>> Start ENTRIES PROVIDED

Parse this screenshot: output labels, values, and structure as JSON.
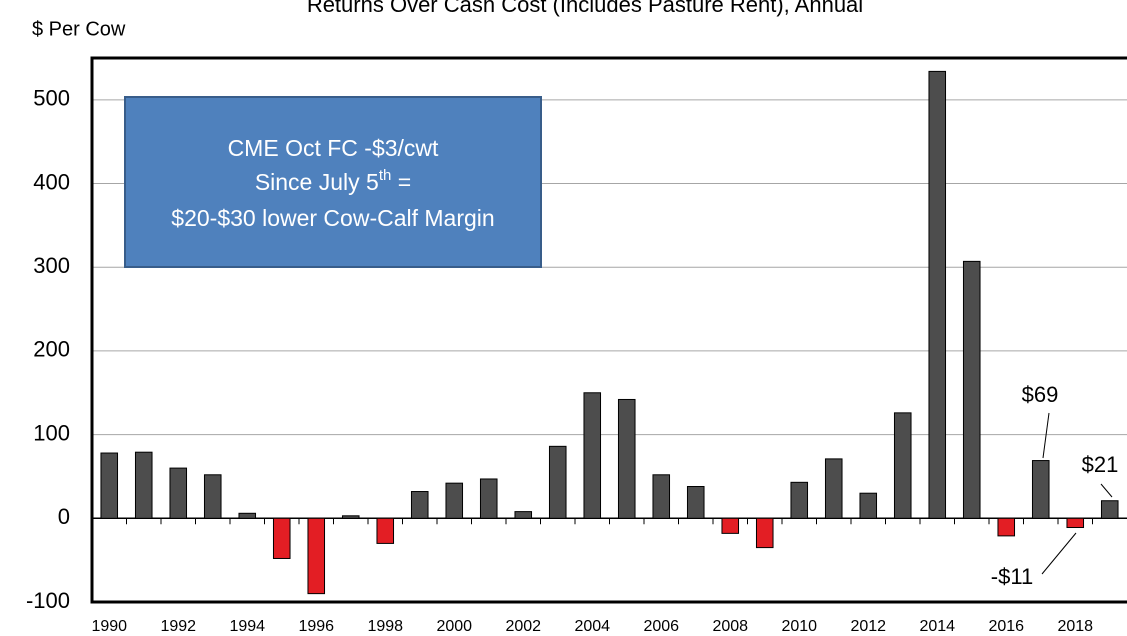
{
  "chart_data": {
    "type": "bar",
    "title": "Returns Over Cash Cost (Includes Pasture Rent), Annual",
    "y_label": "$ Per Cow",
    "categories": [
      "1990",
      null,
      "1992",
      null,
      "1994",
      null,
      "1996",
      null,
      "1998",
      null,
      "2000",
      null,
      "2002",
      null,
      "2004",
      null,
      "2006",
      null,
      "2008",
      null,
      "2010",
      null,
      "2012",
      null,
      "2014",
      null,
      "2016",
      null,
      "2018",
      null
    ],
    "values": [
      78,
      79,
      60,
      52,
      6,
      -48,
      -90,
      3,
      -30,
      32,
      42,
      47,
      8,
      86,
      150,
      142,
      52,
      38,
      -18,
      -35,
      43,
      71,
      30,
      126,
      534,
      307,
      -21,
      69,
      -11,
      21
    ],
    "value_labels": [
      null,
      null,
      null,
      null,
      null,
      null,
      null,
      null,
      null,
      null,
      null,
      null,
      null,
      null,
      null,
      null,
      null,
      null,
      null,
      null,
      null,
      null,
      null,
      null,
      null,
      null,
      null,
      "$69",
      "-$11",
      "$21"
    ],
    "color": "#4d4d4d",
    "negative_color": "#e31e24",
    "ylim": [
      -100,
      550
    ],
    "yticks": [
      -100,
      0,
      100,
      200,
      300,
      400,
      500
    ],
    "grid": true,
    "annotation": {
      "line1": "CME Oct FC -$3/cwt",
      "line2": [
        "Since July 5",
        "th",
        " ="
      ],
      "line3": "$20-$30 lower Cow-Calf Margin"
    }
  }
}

>> End ENTRIES PROVIDED

Restate the listing above word for word, and skip the pictures.

Parse this screenshot: output labels, values, and structure as JSON.
{
  "chart_data": {
    "type": "bar",
    "title": "Returns Over Cash Cost (Includes Pasture Rent), Annual",
    "y_label": "$ Per Cow",
    "categories": [
      "1990",
      null,
      "1992",
      null,
      "1994",
      null,
      "1996",
      null,
      "1998",
      null,
      "2000",
      null,
      "2002",
      null,
      "2004",
      null,
      "2006",
      null,
      "2008",
      null,
      "2010",
      null,
      "2012",
      null,
      "2014",
      null,
      "2016",
      null,
      "2018",
      null
    ],
    "values": [
      78,
      79,
      60,
      52,
      6,
      -48,
      -90,
      3,
      -30,
      32,
      42,
      47,
      8,
      86,
      150,
      142,
      52,
      38,
      -18,
      -35,
      43,
      71,
      30,
      126,
      534,
      307,
      -21,
      69,
      -11,
      21
    ],
    "value_labels": [
      null,
      null,
      null,
      null,
      null,
      null,
      null,
      null,
      null,
      null,
      null,
      null,
      null,
      null,
      null,
      null,
      null,
      null,
      null,
      null,
      null,
      null,
      null,
      null,
      null,
      null,
      null,
      "$69",
      "-$11",
      "$21"
    ],
    "color": "#4d4d4d",
    "negative_color": "#e31e24",
    "ylim": [
      -100,
      550
    ],
    "yticks": [
      -100,
      0,
      100,
      200,
      300,
      400,
      500
    ],
    "grid": true,
    "annotation": {
      "line1": "CME Oct FC -$3/cwt",
      "line2": [
        "Since July 5",
        "th",
        " ="
      ],
      "line3": "$20-$30 lower Cow-Calf Margin"
    }
  }
}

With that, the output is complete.